>> BEGIN

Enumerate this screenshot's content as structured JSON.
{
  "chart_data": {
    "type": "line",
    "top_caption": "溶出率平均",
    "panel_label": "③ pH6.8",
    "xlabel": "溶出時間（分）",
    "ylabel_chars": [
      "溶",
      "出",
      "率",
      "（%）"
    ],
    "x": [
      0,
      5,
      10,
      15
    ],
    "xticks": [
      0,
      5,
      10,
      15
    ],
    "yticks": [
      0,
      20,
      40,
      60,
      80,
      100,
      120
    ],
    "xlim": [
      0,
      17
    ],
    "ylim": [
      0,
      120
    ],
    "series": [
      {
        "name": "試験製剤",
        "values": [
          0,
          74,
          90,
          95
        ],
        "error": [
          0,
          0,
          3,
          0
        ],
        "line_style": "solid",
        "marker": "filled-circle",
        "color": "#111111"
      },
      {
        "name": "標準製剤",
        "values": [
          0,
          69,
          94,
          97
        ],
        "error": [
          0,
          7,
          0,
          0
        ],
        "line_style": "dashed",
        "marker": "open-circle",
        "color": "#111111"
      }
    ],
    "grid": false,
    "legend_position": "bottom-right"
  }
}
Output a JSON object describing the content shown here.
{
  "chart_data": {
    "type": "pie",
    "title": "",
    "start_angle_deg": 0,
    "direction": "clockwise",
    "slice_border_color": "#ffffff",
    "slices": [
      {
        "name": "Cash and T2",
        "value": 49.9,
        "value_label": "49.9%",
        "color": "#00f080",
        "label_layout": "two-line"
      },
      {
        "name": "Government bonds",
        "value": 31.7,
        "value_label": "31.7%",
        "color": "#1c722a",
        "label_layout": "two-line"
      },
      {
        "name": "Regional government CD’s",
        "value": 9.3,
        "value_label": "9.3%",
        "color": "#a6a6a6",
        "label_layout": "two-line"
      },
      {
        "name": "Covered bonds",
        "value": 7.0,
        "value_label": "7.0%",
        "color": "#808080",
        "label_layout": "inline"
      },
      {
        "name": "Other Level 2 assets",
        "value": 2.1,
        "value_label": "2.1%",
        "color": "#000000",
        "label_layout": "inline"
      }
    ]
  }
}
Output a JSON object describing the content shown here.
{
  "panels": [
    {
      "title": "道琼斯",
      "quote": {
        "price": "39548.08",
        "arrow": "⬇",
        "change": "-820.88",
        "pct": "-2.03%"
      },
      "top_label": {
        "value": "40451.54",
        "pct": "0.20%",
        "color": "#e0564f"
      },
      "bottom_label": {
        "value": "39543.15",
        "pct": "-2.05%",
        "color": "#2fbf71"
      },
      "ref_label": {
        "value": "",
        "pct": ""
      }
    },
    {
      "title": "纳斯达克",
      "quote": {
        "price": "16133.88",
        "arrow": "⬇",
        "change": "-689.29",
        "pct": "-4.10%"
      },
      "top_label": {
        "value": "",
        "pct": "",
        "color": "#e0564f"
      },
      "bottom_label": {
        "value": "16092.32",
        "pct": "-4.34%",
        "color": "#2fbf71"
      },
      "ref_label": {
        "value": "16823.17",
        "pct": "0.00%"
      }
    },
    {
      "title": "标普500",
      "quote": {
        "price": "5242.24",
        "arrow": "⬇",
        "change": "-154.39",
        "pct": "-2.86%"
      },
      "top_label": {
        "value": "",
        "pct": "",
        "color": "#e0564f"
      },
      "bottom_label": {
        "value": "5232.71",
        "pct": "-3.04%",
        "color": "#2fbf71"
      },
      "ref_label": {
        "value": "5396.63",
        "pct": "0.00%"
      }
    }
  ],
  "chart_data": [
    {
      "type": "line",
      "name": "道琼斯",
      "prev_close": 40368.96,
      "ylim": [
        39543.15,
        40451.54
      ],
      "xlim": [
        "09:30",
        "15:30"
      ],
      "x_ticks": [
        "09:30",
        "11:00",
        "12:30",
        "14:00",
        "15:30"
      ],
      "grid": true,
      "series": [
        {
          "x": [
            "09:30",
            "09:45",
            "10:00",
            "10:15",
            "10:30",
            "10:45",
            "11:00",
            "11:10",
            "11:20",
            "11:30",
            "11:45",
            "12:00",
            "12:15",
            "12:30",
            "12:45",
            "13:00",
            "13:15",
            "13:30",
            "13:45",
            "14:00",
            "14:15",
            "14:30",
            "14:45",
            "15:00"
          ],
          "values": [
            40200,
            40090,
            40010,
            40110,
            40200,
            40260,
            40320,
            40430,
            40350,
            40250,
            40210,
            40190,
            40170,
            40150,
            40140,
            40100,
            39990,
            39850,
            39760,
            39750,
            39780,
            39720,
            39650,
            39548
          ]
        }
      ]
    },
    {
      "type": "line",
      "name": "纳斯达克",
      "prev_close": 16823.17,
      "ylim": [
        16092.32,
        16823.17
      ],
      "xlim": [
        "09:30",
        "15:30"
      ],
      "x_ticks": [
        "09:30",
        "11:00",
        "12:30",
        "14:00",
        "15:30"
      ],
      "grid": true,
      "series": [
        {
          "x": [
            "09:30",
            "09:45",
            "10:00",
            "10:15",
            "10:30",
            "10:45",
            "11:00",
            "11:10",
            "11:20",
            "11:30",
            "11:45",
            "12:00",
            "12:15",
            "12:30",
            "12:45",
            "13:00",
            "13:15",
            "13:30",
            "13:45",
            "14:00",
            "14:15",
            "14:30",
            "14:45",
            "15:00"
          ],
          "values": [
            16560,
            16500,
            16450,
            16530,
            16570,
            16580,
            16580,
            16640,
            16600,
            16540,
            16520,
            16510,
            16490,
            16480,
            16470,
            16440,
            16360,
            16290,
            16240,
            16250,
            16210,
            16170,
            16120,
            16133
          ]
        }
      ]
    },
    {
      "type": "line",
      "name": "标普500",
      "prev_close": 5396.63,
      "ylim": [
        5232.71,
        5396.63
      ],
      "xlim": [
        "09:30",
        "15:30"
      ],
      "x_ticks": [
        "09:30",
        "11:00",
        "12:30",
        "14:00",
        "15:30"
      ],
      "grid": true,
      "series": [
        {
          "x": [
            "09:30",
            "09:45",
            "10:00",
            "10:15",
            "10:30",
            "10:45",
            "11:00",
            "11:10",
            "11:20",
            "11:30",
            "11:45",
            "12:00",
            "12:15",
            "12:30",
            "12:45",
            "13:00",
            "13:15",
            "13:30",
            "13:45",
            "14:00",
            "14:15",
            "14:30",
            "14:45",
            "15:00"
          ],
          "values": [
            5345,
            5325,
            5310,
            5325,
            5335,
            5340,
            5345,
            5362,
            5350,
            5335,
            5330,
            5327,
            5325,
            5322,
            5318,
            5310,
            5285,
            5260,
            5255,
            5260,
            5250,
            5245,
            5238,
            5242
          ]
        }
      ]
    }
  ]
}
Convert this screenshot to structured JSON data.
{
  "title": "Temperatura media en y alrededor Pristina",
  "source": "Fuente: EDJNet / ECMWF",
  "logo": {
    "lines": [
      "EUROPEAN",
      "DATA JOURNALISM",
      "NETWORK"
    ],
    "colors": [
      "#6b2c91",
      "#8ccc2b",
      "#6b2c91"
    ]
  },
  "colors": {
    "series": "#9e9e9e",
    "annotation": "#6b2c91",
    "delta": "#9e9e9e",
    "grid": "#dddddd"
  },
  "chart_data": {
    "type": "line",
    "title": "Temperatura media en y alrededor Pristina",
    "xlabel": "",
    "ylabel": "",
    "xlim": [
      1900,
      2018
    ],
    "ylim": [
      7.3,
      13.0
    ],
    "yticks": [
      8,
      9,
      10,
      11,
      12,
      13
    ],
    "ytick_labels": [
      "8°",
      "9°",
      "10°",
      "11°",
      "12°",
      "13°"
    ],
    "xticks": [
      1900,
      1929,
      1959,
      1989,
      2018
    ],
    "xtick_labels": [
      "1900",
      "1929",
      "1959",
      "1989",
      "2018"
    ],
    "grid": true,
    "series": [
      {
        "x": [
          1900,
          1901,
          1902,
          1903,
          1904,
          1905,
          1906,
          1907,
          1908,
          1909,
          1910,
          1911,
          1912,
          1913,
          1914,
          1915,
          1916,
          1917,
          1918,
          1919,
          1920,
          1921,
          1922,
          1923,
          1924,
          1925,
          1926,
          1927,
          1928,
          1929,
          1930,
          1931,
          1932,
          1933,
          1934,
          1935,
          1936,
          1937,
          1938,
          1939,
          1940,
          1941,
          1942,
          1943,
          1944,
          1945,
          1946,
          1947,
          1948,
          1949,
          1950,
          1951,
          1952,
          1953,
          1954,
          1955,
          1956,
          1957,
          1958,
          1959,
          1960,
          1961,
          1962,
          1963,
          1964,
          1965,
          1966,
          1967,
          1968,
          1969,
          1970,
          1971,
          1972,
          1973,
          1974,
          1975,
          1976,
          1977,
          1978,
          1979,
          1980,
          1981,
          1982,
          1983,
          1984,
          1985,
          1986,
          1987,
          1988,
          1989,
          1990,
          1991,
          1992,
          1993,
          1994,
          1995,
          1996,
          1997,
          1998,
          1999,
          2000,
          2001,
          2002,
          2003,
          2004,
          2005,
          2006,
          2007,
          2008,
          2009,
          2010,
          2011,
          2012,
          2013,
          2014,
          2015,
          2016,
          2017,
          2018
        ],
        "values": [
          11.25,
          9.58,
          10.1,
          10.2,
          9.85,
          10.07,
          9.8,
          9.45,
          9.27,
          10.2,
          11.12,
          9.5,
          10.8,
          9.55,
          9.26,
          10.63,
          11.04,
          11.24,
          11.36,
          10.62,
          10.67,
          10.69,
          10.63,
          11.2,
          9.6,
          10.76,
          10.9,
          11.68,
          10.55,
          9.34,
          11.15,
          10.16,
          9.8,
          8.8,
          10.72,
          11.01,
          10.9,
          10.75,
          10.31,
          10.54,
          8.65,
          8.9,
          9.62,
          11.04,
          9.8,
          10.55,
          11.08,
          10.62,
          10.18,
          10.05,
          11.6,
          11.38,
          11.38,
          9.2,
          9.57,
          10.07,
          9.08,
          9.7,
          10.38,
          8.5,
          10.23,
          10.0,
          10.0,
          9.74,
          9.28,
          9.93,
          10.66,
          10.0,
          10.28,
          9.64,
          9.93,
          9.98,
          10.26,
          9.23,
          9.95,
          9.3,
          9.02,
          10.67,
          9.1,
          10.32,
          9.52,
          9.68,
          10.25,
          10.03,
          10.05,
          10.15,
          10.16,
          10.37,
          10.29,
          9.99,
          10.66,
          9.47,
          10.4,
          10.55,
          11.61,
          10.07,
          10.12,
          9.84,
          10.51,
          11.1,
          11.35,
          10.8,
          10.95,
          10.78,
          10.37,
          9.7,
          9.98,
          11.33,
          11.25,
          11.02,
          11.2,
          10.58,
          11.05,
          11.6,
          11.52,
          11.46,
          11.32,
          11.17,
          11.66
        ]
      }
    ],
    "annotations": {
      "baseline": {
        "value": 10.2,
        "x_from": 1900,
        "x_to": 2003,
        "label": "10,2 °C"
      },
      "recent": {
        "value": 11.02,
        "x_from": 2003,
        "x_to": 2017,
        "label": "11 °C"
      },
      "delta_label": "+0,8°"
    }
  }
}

>> END

- **STATED TASK**: State only the number of lines in these entries that contain "name".

- **ANSWER BELOW**: 10